§ **SHORT TASK**: Transcribe the records below exactly as they appear.

§ **RECORDS TO PROCESS**:

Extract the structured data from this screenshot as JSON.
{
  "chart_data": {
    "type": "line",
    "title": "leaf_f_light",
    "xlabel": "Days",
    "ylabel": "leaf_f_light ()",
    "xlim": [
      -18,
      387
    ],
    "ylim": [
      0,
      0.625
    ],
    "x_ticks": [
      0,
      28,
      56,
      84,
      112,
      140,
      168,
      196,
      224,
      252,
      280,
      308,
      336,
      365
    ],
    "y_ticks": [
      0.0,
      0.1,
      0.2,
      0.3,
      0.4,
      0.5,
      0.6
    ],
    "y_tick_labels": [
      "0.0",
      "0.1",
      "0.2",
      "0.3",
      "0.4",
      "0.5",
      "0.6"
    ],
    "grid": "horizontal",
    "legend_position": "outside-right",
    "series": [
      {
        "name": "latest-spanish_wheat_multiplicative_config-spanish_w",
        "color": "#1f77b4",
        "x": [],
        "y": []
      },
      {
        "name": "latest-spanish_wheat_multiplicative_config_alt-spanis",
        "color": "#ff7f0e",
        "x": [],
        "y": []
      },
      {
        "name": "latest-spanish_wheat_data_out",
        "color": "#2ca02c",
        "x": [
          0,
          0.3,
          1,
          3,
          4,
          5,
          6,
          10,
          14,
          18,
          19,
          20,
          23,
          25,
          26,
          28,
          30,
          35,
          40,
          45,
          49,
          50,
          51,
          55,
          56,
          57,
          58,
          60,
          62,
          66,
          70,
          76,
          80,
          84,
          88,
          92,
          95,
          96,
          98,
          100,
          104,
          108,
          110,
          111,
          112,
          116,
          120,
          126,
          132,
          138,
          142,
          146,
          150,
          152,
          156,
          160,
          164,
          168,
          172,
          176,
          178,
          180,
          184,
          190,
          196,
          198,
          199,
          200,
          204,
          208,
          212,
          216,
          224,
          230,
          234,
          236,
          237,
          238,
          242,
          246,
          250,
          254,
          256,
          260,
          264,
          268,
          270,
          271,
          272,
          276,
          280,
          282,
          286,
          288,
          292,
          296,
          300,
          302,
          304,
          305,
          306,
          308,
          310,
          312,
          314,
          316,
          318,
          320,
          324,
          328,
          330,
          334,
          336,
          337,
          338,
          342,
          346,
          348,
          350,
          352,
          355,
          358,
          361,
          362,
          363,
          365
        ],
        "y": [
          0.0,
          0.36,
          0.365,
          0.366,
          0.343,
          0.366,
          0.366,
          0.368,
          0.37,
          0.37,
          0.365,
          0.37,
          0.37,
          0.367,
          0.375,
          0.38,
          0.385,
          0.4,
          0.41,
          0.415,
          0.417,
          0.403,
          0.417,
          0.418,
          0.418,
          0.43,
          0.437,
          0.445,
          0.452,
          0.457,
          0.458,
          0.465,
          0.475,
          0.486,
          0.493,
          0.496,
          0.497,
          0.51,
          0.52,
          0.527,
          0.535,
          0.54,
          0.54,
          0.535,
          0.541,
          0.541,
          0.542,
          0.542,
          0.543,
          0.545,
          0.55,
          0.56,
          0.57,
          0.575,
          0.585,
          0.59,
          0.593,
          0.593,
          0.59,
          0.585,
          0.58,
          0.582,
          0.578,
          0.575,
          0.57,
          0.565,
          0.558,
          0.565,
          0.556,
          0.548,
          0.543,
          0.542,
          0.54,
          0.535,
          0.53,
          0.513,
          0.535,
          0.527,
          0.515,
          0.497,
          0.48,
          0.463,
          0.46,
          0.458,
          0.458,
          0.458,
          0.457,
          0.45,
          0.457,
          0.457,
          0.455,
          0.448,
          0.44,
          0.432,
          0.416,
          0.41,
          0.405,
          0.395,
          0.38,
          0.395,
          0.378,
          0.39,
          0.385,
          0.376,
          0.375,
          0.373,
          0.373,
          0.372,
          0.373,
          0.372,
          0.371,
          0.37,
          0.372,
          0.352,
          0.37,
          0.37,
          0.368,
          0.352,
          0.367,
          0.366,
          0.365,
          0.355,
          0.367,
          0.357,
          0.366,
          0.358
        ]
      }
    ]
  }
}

§ **THE REPLY**:
Extract the structured data from this screenshot as JSON.
{
  "chart_data": {
    "type": "line",
    "title": "leaf_f_light",
    "xlabel": "Days",
    "ylabel": "leaf_f_light ()",
    "xlim": [
      -18,
      387
    ],
    "ylim": [
      0,
      0.625
    ],
    "x_ticks": [
      0,
      28,
      56,
      84,
      112,
      140,
      168,
      196,
      224,
      252,
      280,
      308,
      336,
      365
    ],
    "y_ticks": [
      0.0,
      0.1,
      0.2,
      0.3,
      0.4,
      0.5,
      0.6
    ],
    "y_tick_labels": [
      "0.0",
      "0.1",
      "0.2",
      "0.3",
      "0.4",
      "0.5",
      "0.6"
    ],
    "grid": "horizontal",
    "legend_position": "outside-right",
    "series": [
      {
        "name": "latest-spanish_wheat_multiplicative_config-spanish_w",
        "color": "#1f77b4",
        "x": [],
        "y": []
      },
      {
        "name": "latest-spanish_wheat_multiplicative_config_alt-spanis",
        "color": "#ff7f0e",
        "x": [],
        "y": []
      },
      {
        "name": "latest-spanish_wheat_data_out",
        "color": "#2ca02c",
        "x": [
          0,
          0.3,
          1,
          3,
          4,
          5,
          6,
          10,
          14,
          18,
          19,
          20,
          23,
          25,
          26,
          28,
          30,
          35,
          40,
          45,
          49,
          50,
          51,
          55,
          56,
          57,
          58,
          60,
          62,
          66,
          70,
          76,
          80,
          84,
          88,
          92,
          95,
          96,
          98,
          100,
          104,
          108,
          110,
          111,
          112,
          116,
          120,
          126,
          132,
          138,
          142,
          146,
          150,
          152,
          156,
          160,
          164,
          168,
          172,
          176,
          178,
          180,
          184,
          190,
          196,
          198,
          199,
          200,
          204,
          208,
          212,
          216,
          224,
          230,
          234,
          236,
          237,
          238,
          242,
          246,
          250,
          254,
          256,
          260,
          264,
          268,
          270,
          271,
          272,
          276,
          280,
          282,
          286,
          288,
          292,
          296,
          300,
          302,
          304,
          305,
          306,
          308,
          310,
          312,
          314,
          316,
          318,
          320,
          324,
          328,
          330,
          334,
          336,
          337,
          338,
          342,
          346,
          348,
          350,
          352,
          355,
          358,
          361,
          362,
          363,
          365
        ],
        "y": [
          0.0,
          0.36,
          0.365,
          0.366,
          0.343,
          0.366,
          0.366,
          0.368,
          0.37,
          0.37,
          0.365,
          0.37,
          0.37,
          0.367,
          0.375,
          0.38,
          0.385,
          0.4,
          0.41,
          0.415,
          0.417,
          0.403,
          0.417,
          0.418,
          0.418,
          0.43,
          0.437,
          0.445,
          0.452,
          0.457,
          0.458,
          0.465,
          0.475,
          0.486,
          0.493,
          0.496,
          0.497,
          0.51,
          0.52,
          0.527,
          0.535,
          0.54,
          0.54,
          0.535,
          0.541,
          0.541,
          0.542,
          0.542,
          0.543,
          0.545,
          0.55,
          0.56,
          0.57,
          0.575,
          0.585,
          0.59,
          0.593,
          0.593,
          0.59,
          0.585,
          0.58,
          0.582,
          0.578,
          0.575,
          0.57,
          0.565,
          0.558,
          0.565,
          0.556,
          0.548,
          0.543,
          0.542,
          0.54,
          0.535,
          0.53,
          0.513,
          0.535,
          0.527,
          0.515,
          0.497,
          0.48,
          0.463,
          0.46,
          0.458,
          0.458,
          0.458,
          0.457,
          0.45,
          0.457,
          0.457,
          0.455,
          0.448,
          0.44,
          0.432,
          0.416,
          0.41,
          0.405,
          0.395,
          0.38,
          0.395,
          0.378,
          0.39,
          0.385,
          0.376,
          0.375,
          0.373,
          0.373,
          0.372,
          0.373,
          0.372,
          0.371,
          0.37,
          0.372,
          0.352,
          0.37,
          0.37,
          0.368,
          0.352,
          0.367,
          0.366,
          0.365,
          0.355,
          0.367,
          0.357,
          0.366,
          0.358
        ]
      }
    ]
  }
}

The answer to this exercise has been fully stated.